*Exercise*
Each line below should be quoted exactly, please.

*Data rows*
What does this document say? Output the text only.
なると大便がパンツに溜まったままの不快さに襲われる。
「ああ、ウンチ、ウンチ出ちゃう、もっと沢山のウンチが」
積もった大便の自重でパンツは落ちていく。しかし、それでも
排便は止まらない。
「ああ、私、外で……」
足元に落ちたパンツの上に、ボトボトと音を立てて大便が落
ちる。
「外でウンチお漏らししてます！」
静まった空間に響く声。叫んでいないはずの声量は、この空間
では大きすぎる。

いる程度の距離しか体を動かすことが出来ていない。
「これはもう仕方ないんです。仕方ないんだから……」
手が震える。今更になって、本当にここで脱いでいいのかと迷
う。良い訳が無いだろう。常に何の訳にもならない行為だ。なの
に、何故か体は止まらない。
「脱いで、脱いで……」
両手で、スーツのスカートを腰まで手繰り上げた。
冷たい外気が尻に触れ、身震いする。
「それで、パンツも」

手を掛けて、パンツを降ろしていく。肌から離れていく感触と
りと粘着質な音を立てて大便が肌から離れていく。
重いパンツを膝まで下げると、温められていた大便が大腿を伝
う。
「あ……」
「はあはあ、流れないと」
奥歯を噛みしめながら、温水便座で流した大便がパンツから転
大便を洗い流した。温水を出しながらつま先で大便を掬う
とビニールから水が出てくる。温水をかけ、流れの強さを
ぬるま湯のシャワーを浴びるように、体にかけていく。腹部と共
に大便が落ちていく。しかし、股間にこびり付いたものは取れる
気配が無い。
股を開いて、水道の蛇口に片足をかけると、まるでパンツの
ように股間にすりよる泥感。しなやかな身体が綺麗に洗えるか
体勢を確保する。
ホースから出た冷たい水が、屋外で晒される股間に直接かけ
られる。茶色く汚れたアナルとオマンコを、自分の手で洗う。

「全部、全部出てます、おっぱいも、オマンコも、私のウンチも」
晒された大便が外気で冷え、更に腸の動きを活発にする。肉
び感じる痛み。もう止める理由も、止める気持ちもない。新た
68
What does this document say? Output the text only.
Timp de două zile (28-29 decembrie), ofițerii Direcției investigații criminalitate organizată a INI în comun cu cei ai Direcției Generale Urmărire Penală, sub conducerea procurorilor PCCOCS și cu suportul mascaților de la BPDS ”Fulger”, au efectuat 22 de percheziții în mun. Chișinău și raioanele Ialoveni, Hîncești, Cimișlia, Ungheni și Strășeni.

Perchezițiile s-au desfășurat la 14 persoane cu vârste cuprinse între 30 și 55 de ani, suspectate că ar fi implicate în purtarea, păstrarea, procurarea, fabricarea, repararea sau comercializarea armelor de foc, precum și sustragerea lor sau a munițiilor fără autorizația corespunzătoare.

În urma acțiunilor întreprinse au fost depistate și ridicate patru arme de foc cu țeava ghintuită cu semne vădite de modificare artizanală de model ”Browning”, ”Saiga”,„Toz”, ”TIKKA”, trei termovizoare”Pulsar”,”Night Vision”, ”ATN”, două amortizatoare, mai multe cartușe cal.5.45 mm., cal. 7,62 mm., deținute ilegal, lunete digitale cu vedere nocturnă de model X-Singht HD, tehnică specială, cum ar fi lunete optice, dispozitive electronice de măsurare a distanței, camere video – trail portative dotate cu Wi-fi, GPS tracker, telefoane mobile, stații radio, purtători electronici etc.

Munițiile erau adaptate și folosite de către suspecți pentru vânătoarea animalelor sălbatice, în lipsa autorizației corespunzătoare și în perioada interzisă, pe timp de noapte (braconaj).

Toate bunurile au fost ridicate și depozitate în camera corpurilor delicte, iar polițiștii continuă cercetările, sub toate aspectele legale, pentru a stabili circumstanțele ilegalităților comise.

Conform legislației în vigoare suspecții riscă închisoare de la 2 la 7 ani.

*Completed exercise*
What does this document say? Output the text only.
なると大便がパンツに溜まったままの不快さに襲われる。
「ああ、ウンチ、ウンチ出ちゃう、もっと沢山のウンチが」
積もった大便の自重でパンツは落ちていく。しかし、それでも
排便は止まらない。
「ああ、私、外で……」
足元に落ちたパンツの上に、ボトボトと音を立てて大便が落
ちる。
「外でウンチお漏らししてます！」
静まった空間に響く声。叫んでいないはずの声量は、この空間
では大きすぎる。

いる程度の距離しか体を動かすことが出来ていない。
「これはもう仕方ないんです。仕方ないんだから……」
手が震える。今更になって、本当にここで脱いでいいのかと迷
う。良い訳が無いだろう。常に何の訳にもならない行為だ。なの
に、何故か体は止まらない。
「脱いで、脱いで……」
両手で、スーツのスカートを腰まで手繰り上げた。
冷たい外気が尻に触れ、身震いする。
「それで、パンツも」

手を掛けて、パンツを降ろしていく。肌から離れていく感触と
りと粘着質な音を立てて大便が肌から離れていく。
重いパンツを膝まで下げると、温められていた大便が大腿を伝
う。
「あ……」
「はあはあ、流れないと」
奥歯を噛みしめながら、温水便座で流した大便がパンツから転
大便を洗い流した。温水を出しながらつま先で大便を掬う
とビニールから水が出てくる。温水をかけ、流れの強さを
ぬるま湯のシャワーを浴びるように、体にかけていく。腹部と共
に大便が落ちていく。しかし、股間にこびり付いたものは取れる
気配が無い。
股を開いて、水道の蛇口に片足をかけると、まるでパンツの
ように股間にすりよる泥感。しなやかな身体が綺麗に洗えるか
体勢を確保する。
ホースから出た冷たい水が、屋外で晒される股間に直接かけ
られる。茶色く汚れたアナルとオマンコを、自分の手で洗う。

「全部、全部出てます、おっぱいも、オマンコも、私のウンチも」
晒された大便が外気で冷え、更に腸の動きを活発にする。肉
び感じる痛み。もう止める理由も、止める気持ちもない。新た
68
What does this document say? Output the text only.
Timp de două zile (28-29 decembrie), ofițerii Direcției investigații criminalitate organizată a INI în comun cu cei ai Direcției Generale Urmărire Penală, sub conducerea procurorilor PCCOCS și cu suportul mascaților de la BPDS ”Fulger”, au efectuat 22 de percheziții în mun. Chișinău și raioanele Ialoveni, Hîncești, Cimișlia, Ungheni și Strășeni.

Perchezițiile s-au desfășurat la 14 persoane cu vârste cuprinse între 30 și 55 de ani, suspectate că ar fi implicate în purtarea, păstrarea, procurarea, fabricarea, repararea sau comercializarea armelor de foc, precum și sustragerea lor sau a munițiilor fără autorizația corespunzătoare.

În urma acțiunilor întreprinse au fost depistate și ridicate patru arme de foc cu țeava ghintuită cu semne vădite de modificare artizanală de model ”Browning”, ”Saiga”,„Toz”, ”TIKKA”, trei termovizoare”Pulsar”,”Night Vision”, ”ATN”, două amortizatoare, mai multe cartușe cal.5.45 mm., cal. 7,62 mm., deținute ilegal, lunete digitale cu vedere nocturnă de model X-Singht HD, tehnică specială, cum ar fi lunete optice, dispozitive electronice de măsurare a distanței, camere video – trail portative dotate cu Wi-fi, GPS tracker, telefoane mobile, stații radio, purtători electronici etc.

Munițiile erau adaptate și folosite de către suspecți pentru vânătoarea animalelor sălbatice, în lipsa autorizației corespunzătoare și în perioada interzisă, pe timp de noapte (braconaj).

Toate bunurile au fost ridicate și depozitate în camera corpurilor delicte, iar polițiștii continuă cercetările, sub toate aspectele legale, pentru a stabili circumstanțele ilegalităților comise.

Conform legislației în vigoare suspecții riscă închisoare de la 2 la 7 ani.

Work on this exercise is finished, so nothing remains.